DATASET EXTRACT:
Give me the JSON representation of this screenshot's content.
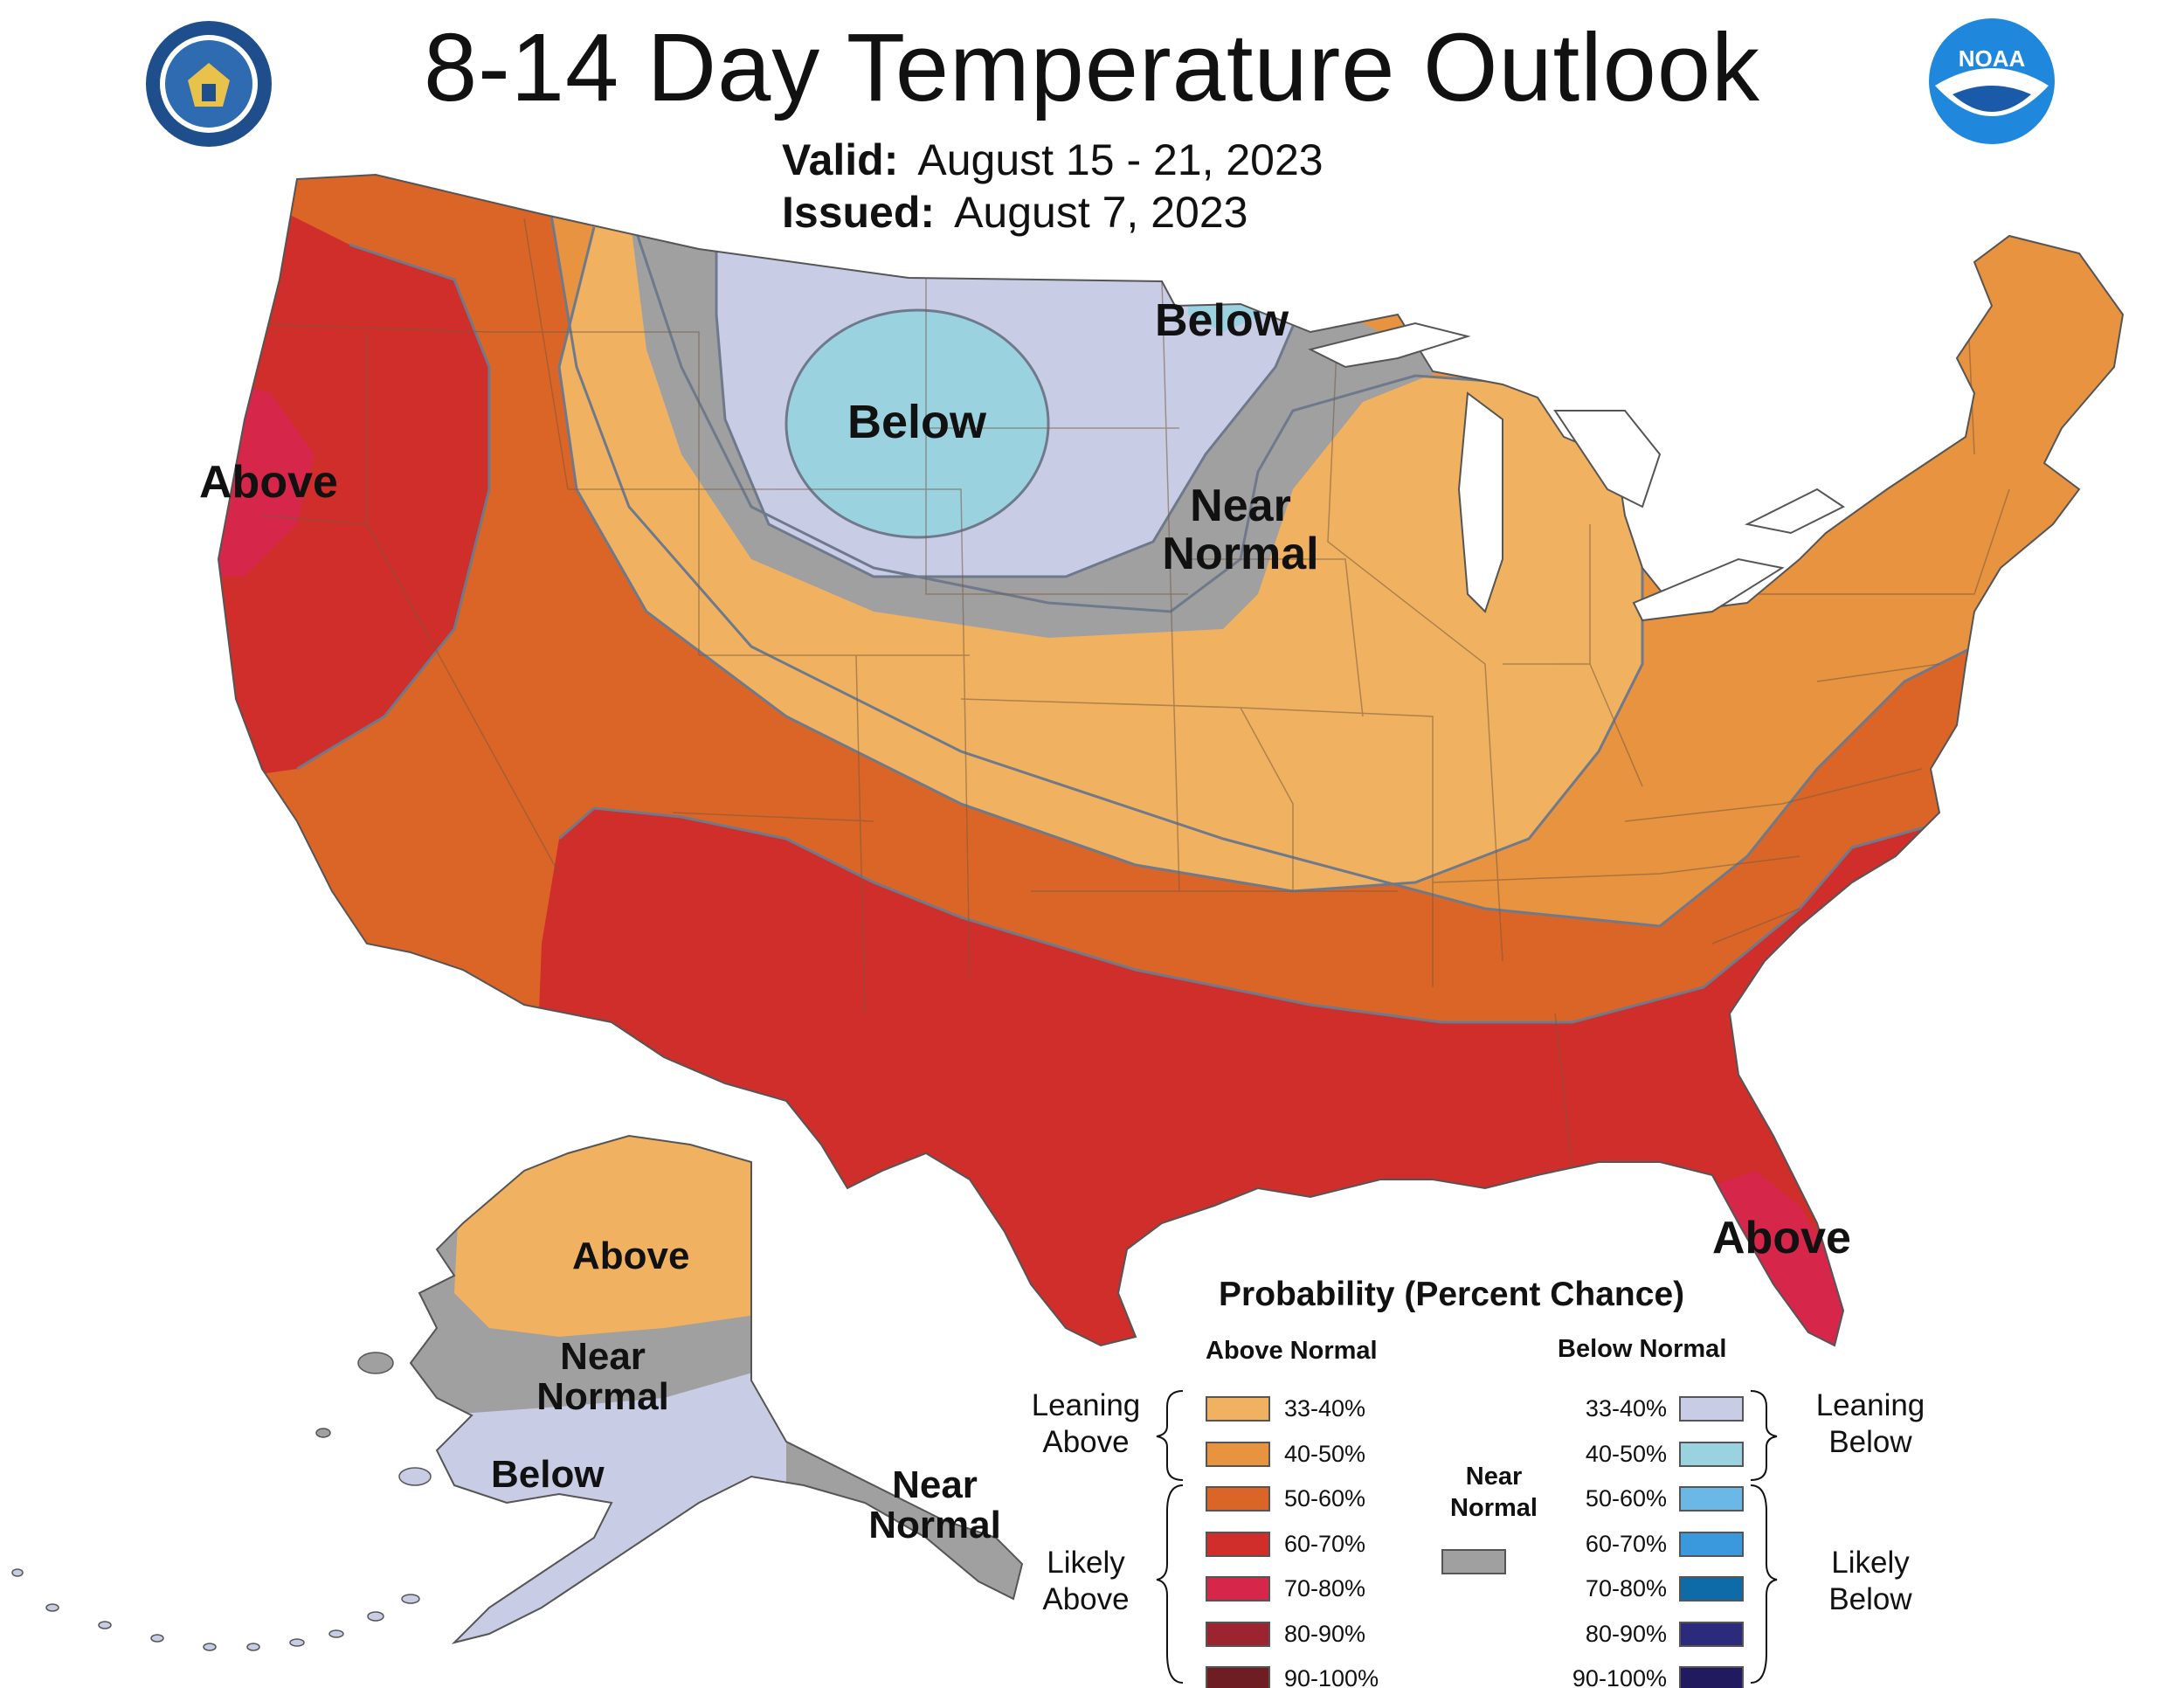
{
  "title": "8-14 Day Temperature Outlook",
  "valid": {
    "label": "Valid:",
    "value": "August 15 - 21, 2023"
  },
  "issued": {
    "label": "Issued:",
    "value": "August 7, 2023"
  },
  "map_labels": {
    "west_above": "Above",
    "north_below": "Below",
    "mn_below": "Below",
    "near_normal_1": "Near",
    "near_normal_2": "Normal",
    "fl_above": "Above",
    "ak_above": "Above",
    "ak_near_1": "Near",
    "ak_near_2": "Normal",
    "ak_below": "Below",
    "se_ak_near_1": "Near",
    "se_ak_near_2": "Normal"
  },
  "legend": {
    "title": "Probability (Percent Chance)",
    "above_header": "Above Normal",
    "below_header": "Below Normal",
    "leaning_above": [
      "Leaning",
      "Above"
    ],
    "likely_above": [
      "Likely",
      "Above"
    ],
    "leaning_below": [
      "Leaning",
      "Below"
    ],
    "likely_below": [
      "Likely",
      "Below"
    ],
    "near_normal": [
      "Near",
      "Normal"
    ],
    "above_bins": [
      {
        "range": "33-40%",
        "color": "#f0b260"
      },
      {
        "range": "40-50%",
        "color": "#e8933f"
      },
      {
        "range": "50-60%",
        "color": "#db6527"
      },
      {
        "range": "60-70%",
        "color": "#cf2e2a"
      },
      {
        "range": "70-80%",
        "color": "#d6274a"
      },
      {
        "range": "80-90%",
        "color": "#9c2431"
      },
      {
        "range": "90-100%",
        "color": "#6e1e22"
      }
    ],
    "below_bins": [
      {
        "range": "33-40%",
        "color": "#c8cce4"
      },
      {
        "range": "40-50%",
        "color": "#9ad2e0"
      },
      {
        "range": "50-60%",
        "color": "#6bb8e6"
      },
      {
        "range": "60-70%",
        "color": "#3a98dc"
      },
      {
        "range": "70-80%",
        "color": "#0f6aa8"
      },
      {
        "range": "80-90%",
        "color": "#2c2a7a"
      },
      {
        "range": "90-100%",
        "color": "#211a5e"
      }
    ],
    "near_normal_color": "#a0a0a0"
  },
  "logos": {
    "left": "department-of-commerce-seal",
    "right": "noaa-logo",
    "right_text": "NOAA"
  }
}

THE PROBLEM: Look through the entries above and list every line containing "August".

COMPLETED TASK:
    "value": "August 15 - 21, 2023"
    "value": "August 7, 2023"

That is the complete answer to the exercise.